→ **BRIEF**: Write out each line in which the string "County" is present.

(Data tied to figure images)
☆ ☆ ☆ ☆ ☆

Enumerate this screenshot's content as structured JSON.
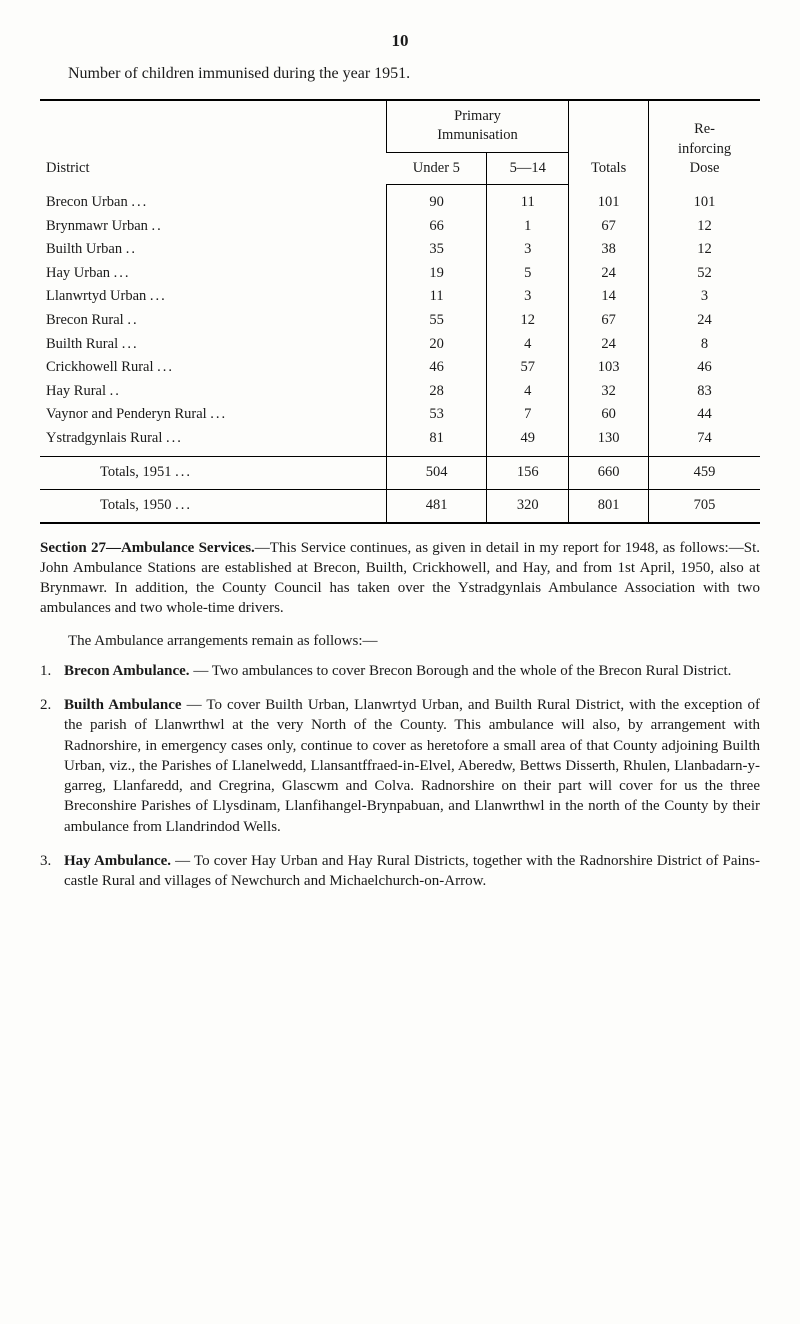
{
  "page_number": "10",
  "lead": "Number of children immunised during the year 1951.",
  "table": {
    "headers": {
      "district": "District",
      "primary": "Primary\nImmunisation",
      "under5": "Under 5",
      "five_to_14": "5—14",
      "totals": "Totals",
      "reinforcing": "Re-\ninforcing\nDose"
    },
    "rows": [
      {
        "district": "Brecon Urban",
        "dots": "...",
        "u5": "90",
        "f14": "11",
        "tot": "101",
        "re": "101"
      },
      {
        "district": "Brynmawr Urban",
        "dots": "..",
        "u5": "66",
        "f14": "1",
        "tot": "67",
        "re": "12"
      },
      {
        "district": "Builth Urban",
        "dots": "..",
        "u5": "35",
        "f14": "3",
        "tot": "38",
        "re": "12"
      },
      {
        "district": "Hay Urban",
        "dots": "...",
        "u5": "19",
        "f14": "5",
        "tot": "24",
        "re": "52"
      },
      {
        "district": "Llanwrtyd Urban",
        "dots": "...",
        "u5": "11",
        "f14": "3",
        "tot": "14",
        "re": "3"
      },
      {
        "district": "Brecon Rural",
        "dots": "..",
        "u5": "55",
        "f14": "12",
        "tot": "67",
        "re": "24"
      },
      {
        "district": "Builth Rural",
        "dots": "...",
        "u5": "20",
        "f14": "4",
        "tot": "24",
        "re": "8"
      },
      {
        "district": "Crickhowell Rural",
        "dots": "...",
        "u5": "46",
        "f14": "57",
        "tot": "103",
        "re": "46"
      },
      {
        "district": "Hay Rural",
        "dots": "..",
        "u5": "28",
        "f14": "4",
        "tot": "32",
        "re": "83"
      },
      {
        "district": "Vaynor and Penderyn Rural",
        "dots": "...",
        "u5": "53",
        "f14": "7",
        "tot": "60",
        "re": "44"
      },
      {
        "district": "Ystradgynlais Rural",
        "dots": "...",
        "u5": "81",
        "f14": "49",
        "tot": "130",
        "re": "74"
      }
    ],
    "footer": [
      {
        "label": "Totals, 1951",
        "dots": "...",
        "u5": "504",
        "f14": "156",
        "tot": "660",
        "re": "459"
      },
      {
        "label": "Totals, 1950",
        "dots": "...",
        "u5": "481",
        "f14": "320",
        "tot": "801",
        "re": "705"
      }
    ]
  },
  "section27": {
    "title": "Section 27—Ambulance Services.",
    "body": "—This Service continues, as given in detail in my report for 1948, as follows:—St. John Ambulance Stations are established at Brecon, Builth, Crick­howell, and Hay, and from 1st April, 1950, also at Brynmawr. In addition, the County Council has taken over the Ystradgynlais Ambulance Association with two ambulances and two whole-time drivers."
  },
  "para_remain": "The Ambulance arrangements remain as follows:—",
  "list": [
    {
      "num": "1.",
      "title": "Brecon Ambulance.",
      "body": " — Two ambulances to cover Brecon Borough and the whole of the Brecon Rural District."
    },
    {
      "num": "2.",
      "title": "Builth Ambulance",
      "body": " — To cover Builth Urban, Llanwrtyd Urban, and Builth Rural District, with the exception of the parish of Llanwrthwl at the very North of the County. This ambulance will also, by arrangement with Radnorshire, in emergency cases only, continue to cover as heretofore a small area of that County adjoining Builth Urban, viz., the Parishes of Llanelwedd, Llansantffraed-in-Elvel, Aberedw, Bettws Disserth, Rhulen, Llanbadarn-y-garreg, Llanfaredd, and Cregrina, Glascwm and Colva. Radnorshire on their part will cover for us the three Breconshire Parishes of Llysdinam, Llanfihangel-Brynpabuan, and Llanwrthwl in the north of the County by their ambulance from Llandrin­dod Wells."
    },
    {
      "num": "3.",
      "title": "Hay Ambulance.",
      "body": " — To cover Hay Urban and Hay Rural Districts, together with the Radnorshire District of Pains­castle Rural and villages of Newchurch and Michaelchurch-on-Arrow."
    }
  ]
}
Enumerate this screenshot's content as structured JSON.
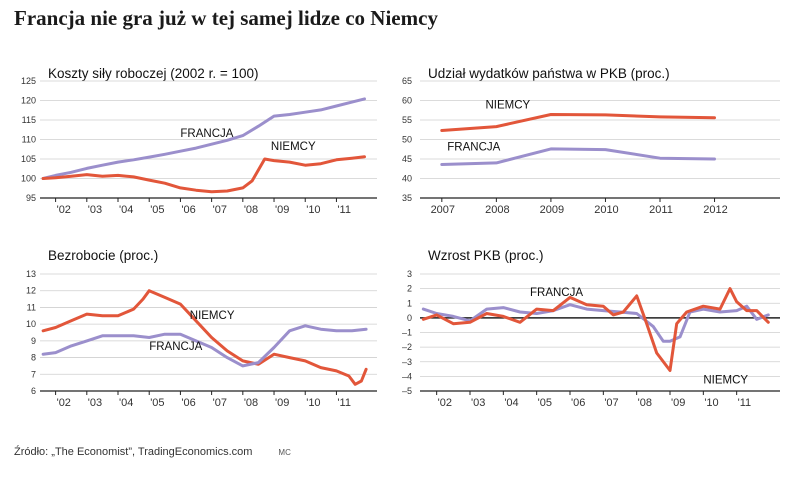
{
  "title": "Francja nie gra już w tej samej lidze co Niemcy",
  "source": "Źródło: „The Economist”, TradingEconomics.com",
  "credit": "MC",
  "colors": {
    "niemcy": "#e2563a",
    "francja": "#9b8fcc",
    "grid": "#cfcfcf",
    "axis": "#222222",
    "text": "#333333"
  },
  "chart_data": [
    {
      "type": "line",
      "title": "Koszty siły roboczej (2002 r. = 100)",
      "ylim": [
        95,
        125
      ],
      "yticks": [
        95,
        100,
        105,
        110,
        115,
        120,
        125
      ],
      "xlim": [
        2001.5,
        2012.3
      ],
      "xticks": [
        2002,
        2003,
        2004,
        2005,
        2006,
        2007,
        2008,
        2009,
        2010,
        2011
      ],
      "xtick_labels": [
        "'02",
        "'03",
        "'04",
        "'05",
        "'06",
        "'07",
        "'08",
        "'09",
        "'10",
        "'11"
      ],
      "zero_line": null,
      "series": [
        {
          "name": "FRANCJA",
          "color": "#9b8fcc",
          "x": [
            2001.6,
            2002.0,
            2002.5,
            2003.0,
            2003.5,
            2004.0,
            2004.5,
            2005.0,
            2005.5,
            2006.0,
            2006.5,
            2007.0,
            2007.5,
            2008.0,
            2008.5,
            2009.0,
            2009.5,
            2010.0,
            2010.5,
            2011.0,
            2011.5,
            2011.9
          ],
          "y": [
            100,
            100.8,
            101.6,
            102.6,
            103.4,
            104.2,
            104.8,
            105.5,
            106.2,
            107.0,
            107.8,
            108.8,
            109.8,
            111.0,
            113.4,
            116.0,
            116.4,
            117.0,
            117.6,
            118.6,
            119.6,
            120.4
          ]
        },
        {
          "name": "NIEMCY",
          "color": "#e2563a",
          "x": [
            2001.6,
            2002.0,
            2002.5,
            2003.0,
            2003.5,
            2004.0,
            2004.5,
            2005.0,
            2005.5,
            2006.0,
            2006.5,
            2007.0,
            2007.5,
            2008.0,
            2008.3,
            2008.7,
            2009.0,
            2009.5,
            2010.0,
            2010.5,
            2011.0,
            2011.5,
            2011.9
          ],
          "y": [
            100,
            100.2,
            100.6,
            101.0,
            100.6,
            100.8,
            100.4,
            99.6,
            98.8,
            97.6,
            97.0,
            96.6,
            96.8,
            97.6,
            99.4,
            105.0,
            104.6,
            104.2,
            103.4,
            103.8,
            104.8,
            105.2,
            105.6
          ]
        }
      ],
      "labels": [
        {
          "text": "FRANCJA",
          "x": 2006.0,
          "y": 110.6
        },
        {
          "text": "NIEMCY",
          "x": 2008.9,
          "y": 107.3
        }
      ]
    },
    {
      "type": "line",
      "title": "Udział wydatków państwa w PKB (proc.)",
      "ylim": [
        35,
        65
      ],
      "yticks": [
        35,
        40,
        45,
        50,
        55,
        60,
        65
      ],
      "xlim": [
        2006.6,
        2013.2
      ],
      "xticks": [
        2007,
        2008,
        2009,
        2010,
        2011,
        2012
      ],
      "xtick_labels": [
        "2007",
        "2008",
        "2009",
        "2010",
        "2011",
        "2012"
      ],
      "zero_line": null,
      "series": [
        {
          "name": "NIEMCY",
          "color": "#e2563a",
          "x": [
            2007.0,
            2008.0,
            2009.0,
            2010.0,
            2011.0,
            2012.0
          ],
          "y": [
            52.3,
            53.3,
            56.4,
            56.3,
            55.8,
            55.6
          ]
        },
        {
          "name": "FRANCJA",
          "color": "#9b8fcc",
          "x": [
            2007.0,
            2008.0,
            2009.0,
            2010.0,
            2011.0,
            2012.0
          ],
          "y": [
            43.6,
            44.0,
            47.6,
            47.4,
            45.2,
            45.0
          ]
        }
      ],
      "labels": [
        {
          "text": "NIEMCY",
          "x": 2007.8,
          "y": 58.0
        },
        {
          "text": "FRANCJA",
          "x": 2007.1,
          "y": 47.2
        }
      ]
    },
    {
      "type": "line",
      "title": "Bezrobocie (proc.)",
      "ylim": [
        6,
        13
      ],
      "yticks": [
        6,
        7,
        8,
        9,
        10,
        11,
        12,
        13
      ],
      "xlim": [
        2001.5,
        2012.3
      ],
      "xticks": [
        2002,
        2003,
        2004,
        2005,
        2006,
        2007,
        2008,
        2009,
        2010,
        2011
      ],
      "xtick_labels": [
        "'02",
        "'03",
        "'04",
        "'05",
        "'06",
        "'07",
        "'08",
        "'09",
        "'10",
        "'11"
      ],
      "zero_line": null,
      "series": [
        {
          "name": "NIEMCY",
          "color": "#e2563a",
          "x": [
            2001.6,
            2002.0,
            2002.5,
            2003.0,
            2003.5,
            2004.0,
            2004.5,
            2004.8,
            2005.0,
            2005.5,
            2006.0,
            2006.5,
            2007.0,
            2007.5,
            2008.0,
            2008.5,
            2009.0,
            2009.5,
            2010.0,
            2010.5,
            2011.0,
            2011.4,
            2011.6,
            2011.8,
            2011.95
          ],
          "y": [
            9.6,
            9.8,
            10.2,
            10.6,
            10.5,
            10.5,
            10.9,
            11.5,
            12.0,
            11.6,
            11.2,
            10.2,
            9.2,
            8.4,
            7.8,
            7.6,
            8.2,
            8.0,
            7.8,
            7.4,
            7.2,
            6.9,
            6.4,
            6.6,
            7.3
          ]
        },
        {
          "name": "FRANCJA",
          "color": "#9b8fcc",
          "x": [
            2001.6,
            2002.0,
            2002.5,
            2003.0,
            2003.5,
            2004.0,
            2004.5,
            2005.0,
            2005.5,
            2006.0,
            2006.5,
            2007.0,
            2007.5,
            2008.0,
            2008.5,
            2009.0,
            2009.5,
            2010.0,
            2010.5,
            2011.0,
            2011.5,
            2011.95
          ],
          "y": [
            8.2,
            8.3,
            8.7,
            9.0,
            9.3,
            9.3,
            9.3,
            9.2,
            9.4,
            9.4,
            9.0,
            8.6,
            8.0,
            7.5,
            7.7,
            8.6,
            9.6,
            9.9,
            9.7,
            9.6,
            9.6,
            9.7
          ]
        }
      ],
      "labels": [
        {
          "text": "NIEMCY",
          "x": 2006.3,
          "y": 10.3
        },
        {
          "text": "FRANCJA",
          "x": 2005.0,
          "y": 8.45
        }
      ]
    },
    {
      "type": "line",
      "title": "Wzrost PKB (proc.)",
      "ylim": [
        -5,
        3
      ],
      "yticks": [
        -5,
        -4,
        -3,
        -2,
        -1,
        0,
        1,
        2,
        3
      ],
      "ytick_labels": [
        "–5",
        "–4",
        "–3",
        "–2",
        "–1",
        "0",
        "1",
        "2",
        "3"
      ],
      "xlim": [
        2001.5,
        2012.3
      ],
      "xticks": [
        2002,
        2003,
        2004,
        2005,
        2006,
        2007,
        2008,
        2009,
        2010,
        2011
      ],
      "xtick_labels": [
        "'02",
        "'03",
        "'04",
        "'05",
        "'06",
        "'07",
        "'08",
        "'09",
        "'10",
        "'11"
      ],
      "zero_line": 0,
      "series": [
        {
          "name": "FRANCJA",
          "color": "#9b8fcc",
          "x": [
            2001.6,
            2002.0,
            2002.5,
            2003.0,
            2003.5,
            2004.0,
            2004.5,
            2005.0,
            2005.5,
            2006.0,
            2006.5,
            2007.0,
            2007.5,
            2008.0,
            2008.5,
            2008.8,
            2009.0,
            2009.3,
            2009.6,
            2010.0,
            2010.5,
            2011.0,
            2011.3,
            2011.6,
            2011.95
          ],
          "y": [
            0.6,
            0.3,
            0.1,
            -0.2,
            0.6,
            0.7,
            0.4,
            0.3,
            0.5,
            0.9,
            0.6,
            0.5,
            0.4,
            0.3,
            -0.6,
            -1.6,
            -1.6,
            -1.3,
            0.4,
            0.6,
            0.4,
            0.5,
            0.8,
            -0.1,
            0.2
          ]
        },
        {
          "name": "NIEMCY",
          "color": "#e2563a",
          "x": [
            2001.6,
            2002.0,
            2002.5,
            2003.0,
            2003.5,
            2004.0,
            2004.5,
            2005.0,
            2005.5,
            2006.0,
            2006.5,
            2007.0,
            2007.3,
            2007.6,
            2008.0,
            2008.3,
            2008.6,
            2009.0,
            2009.2,
            2009.5,
            2010.0,
            2010.5,
            2010.8,
            2011.0,
            2011.3,
            2011.6,
            2011.95
          ],
          "y": [
            -0.1,
            0.2,
            -0.4,
            -0.3,
            0.3,
            0.1,
            -0.3,
            0.6,
            0.5,
            1.4,
            0.9,
            0.8,
            0.2,
            0.4,
            1.5,
            -0.4,
            -2.4,
            -3.6,
            -0.4,
            0.4,
            0.8,
            0.6,
            2.0,
            1.1,
            0.5,
            0.5,
            -0.3
          ]
        }
      ],
      "labels": [
        {
          "text": "FRANCJA",
          "x": 2004.8,
          "y": 1.5
        },
        {
          "text": "NIEMCY",
          "x": 2010.0,
          "y": -4.5
        }
      ]
    }
  ]
}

☆ ☆ ☆ ☆ ☆

→ **ANSWER TO THE EXERCISE**:
    "body": "—This Service continues, as given in detail in my report for 1948, as follows:—St. John Ambulance Stations are established at Brecon, Builth, Crick­howell, and Hay, and from 1st April, 1950, also at Brynmawr. In addition, the County Council has taken over the Ystradgynlais Ambulance Association with two ambulances and two whole-time drivers."
      "body": " — To cover Builth Urban, Llanwrtyd Urban, and Builth Rural District, with the exception of the parish of Llanwrthwl at the very North of the County. This ambulance will also, by arrangement with Radnorshire, in emergency cases only, continue to cover as heretofore a small area of that County adjoining Builth Urban, viz., the Parishes of Llanelwedd, Llansantffraed-in-Elvel, Aberedw, Bettws Disserth, Rhulen, Llanbadarn-y-garreg, Llanfaredd, and Cregrina, Glascwm and Colva. Radnorshire on their part will cover for us the three Breconshire Parishes of Llysdinam, Llanfihangel-Brynpabuan, and Llanwrthwl in the north of the County by their ambulance from Llandrin­dod Wells."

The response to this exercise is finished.